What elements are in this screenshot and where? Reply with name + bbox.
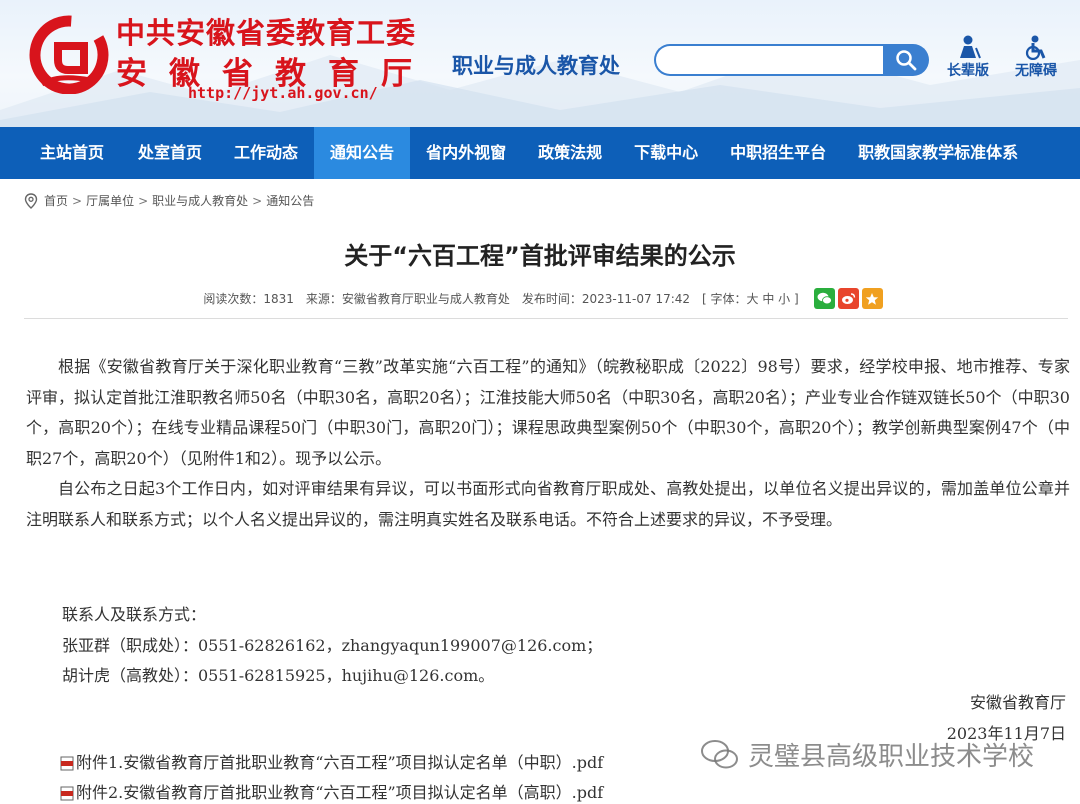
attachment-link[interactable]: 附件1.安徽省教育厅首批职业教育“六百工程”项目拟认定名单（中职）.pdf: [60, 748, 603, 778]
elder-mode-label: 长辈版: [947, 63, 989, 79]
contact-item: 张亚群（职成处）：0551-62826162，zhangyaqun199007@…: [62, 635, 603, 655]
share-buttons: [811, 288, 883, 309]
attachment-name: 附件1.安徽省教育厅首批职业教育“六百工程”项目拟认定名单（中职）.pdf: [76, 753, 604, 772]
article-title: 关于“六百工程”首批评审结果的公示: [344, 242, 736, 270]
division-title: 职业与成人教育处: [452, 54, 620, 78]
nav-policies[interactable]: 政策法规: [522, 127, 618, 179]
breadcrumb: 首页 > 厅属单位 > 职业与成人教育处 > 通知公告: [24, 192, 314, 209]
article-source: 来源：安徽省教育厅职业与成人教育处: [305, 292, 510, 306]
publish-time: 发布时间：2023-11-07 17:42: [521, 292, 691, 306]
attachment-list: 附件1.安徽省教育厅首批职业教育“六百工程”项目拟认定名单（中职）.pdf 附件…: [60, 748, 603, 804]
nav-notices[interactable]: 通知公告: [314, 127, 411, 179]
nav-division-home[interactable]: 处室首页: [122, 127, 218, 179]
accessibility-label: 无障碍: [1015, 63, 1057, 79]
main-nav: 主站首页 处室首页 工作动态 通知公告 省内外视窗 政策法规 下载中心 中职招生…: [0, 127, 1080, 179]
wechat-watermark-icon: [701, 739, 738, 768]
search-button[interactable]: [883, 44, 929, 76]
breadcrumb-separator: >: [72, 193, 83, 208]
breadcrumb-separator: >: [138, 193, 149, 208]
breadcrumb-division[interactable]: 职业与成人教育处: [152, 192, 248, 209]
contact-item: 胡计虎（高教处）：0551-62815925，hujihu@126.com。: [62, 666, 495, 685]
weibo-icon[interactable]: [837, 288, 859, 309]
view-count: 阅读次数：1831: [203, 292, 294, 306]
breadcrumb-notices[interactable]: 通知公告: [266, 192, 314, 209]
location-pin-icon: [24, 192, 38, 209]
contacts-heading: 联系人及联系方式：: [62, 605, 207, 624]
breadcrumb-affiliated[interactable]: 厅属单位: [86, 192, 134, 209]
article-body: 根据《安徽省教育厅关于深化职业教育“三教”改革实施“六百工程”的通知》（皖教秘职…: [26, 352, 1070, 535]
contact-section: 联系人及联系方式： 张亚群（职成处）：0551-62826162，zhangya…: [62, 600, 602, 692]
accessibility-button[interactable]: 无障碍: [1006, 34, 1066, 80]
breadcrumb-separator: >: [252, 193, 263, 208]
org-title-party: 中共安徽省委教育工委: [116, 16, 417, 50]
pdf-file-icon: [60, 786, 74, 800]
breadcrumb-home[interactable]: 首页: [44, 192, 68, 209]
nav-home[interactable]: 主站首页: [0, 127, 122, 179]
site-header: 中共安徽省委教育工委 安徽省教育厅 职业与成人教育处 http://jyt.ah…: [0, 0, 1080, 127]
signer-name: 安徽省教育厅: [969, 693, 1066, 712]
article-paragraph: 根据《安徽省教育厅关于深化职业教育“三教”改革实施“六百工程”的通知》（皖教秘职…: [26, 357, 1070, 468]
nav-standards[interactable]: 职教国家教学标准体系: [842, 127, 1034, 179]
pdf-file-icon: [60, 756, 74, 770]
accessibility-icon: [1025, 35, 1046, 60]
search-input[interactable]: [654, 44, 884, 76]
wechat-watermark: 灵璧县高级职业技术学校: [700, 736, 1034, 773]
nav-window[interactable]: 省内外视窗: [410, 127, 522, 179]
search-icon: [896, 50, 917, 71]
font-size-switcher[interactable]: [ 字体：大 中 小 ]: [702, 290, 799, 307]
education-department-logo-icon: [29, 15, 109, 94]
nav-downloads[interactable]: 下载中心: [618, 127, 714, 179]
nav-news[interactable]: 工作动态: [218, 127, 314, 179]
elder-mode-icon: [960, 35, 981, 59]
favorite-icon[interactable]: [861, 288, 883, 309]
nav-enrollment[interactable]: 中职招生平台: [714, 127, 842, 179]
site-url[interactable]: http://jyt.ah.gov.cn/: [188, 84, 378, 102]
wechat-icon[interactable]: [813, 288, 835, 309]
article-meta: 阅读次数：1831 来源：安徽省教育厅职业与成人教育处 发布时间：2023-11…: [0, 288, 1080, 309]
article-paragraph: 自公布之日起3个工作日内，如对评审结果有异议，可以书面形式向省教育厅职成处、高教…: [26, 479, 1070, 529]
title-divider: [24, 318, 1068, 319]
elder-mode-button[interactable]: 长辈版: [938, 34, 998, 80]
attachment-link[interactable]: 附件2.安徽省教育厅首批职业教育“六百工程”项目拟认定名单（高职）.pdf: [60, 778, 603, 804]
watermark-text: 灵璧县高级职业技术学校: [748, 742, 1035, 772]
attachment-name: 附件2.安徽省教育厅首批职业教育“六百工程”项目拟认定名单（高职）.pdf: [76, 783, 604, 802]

- [DIRECTIONS FOR THIS TASK]: Render the listing lines from the line containing "748, 603, 778]" to the line containing "division-title: 职业与成人教育处: [452, 54, 620, 78]", both included, as a Markdown table with the columns Row No. and Listing Line. Number each line in Row No., and omit blank lines.

- [THE SOLUTION]:
| Row No. | Listing Line |
|---|---|
| 1 | attachment-link[interactable]: 附件1.安徽省教育厅首批职业教育“六百工程”项目拟认定名单（中职）.pdf: [60, 748, 603, 778] |
| 2 | elder-mode-label: 长辈版: [947, 63, 989, 79] |
| 3 | contact-item: 张亚群（职成处）：0551-62826162，zhangyaqun199007@…: [62, 635, 603, 655] |
| 4 | share-buttons: [811, 288, 883, 309] |
| 5 | attachment-name: 附件1.安徽省教育厅首批职业教育“六百工程”项目拟认定名单（中职）.pdf: [76, 753, 604, 772] |
| 6 | article-title: 关于“六百工程”首批评审结果的公示: [344, 242, 736, 270] |
| 7 | division-title: 职业与成人教育处: [452, 54, 620, 78] |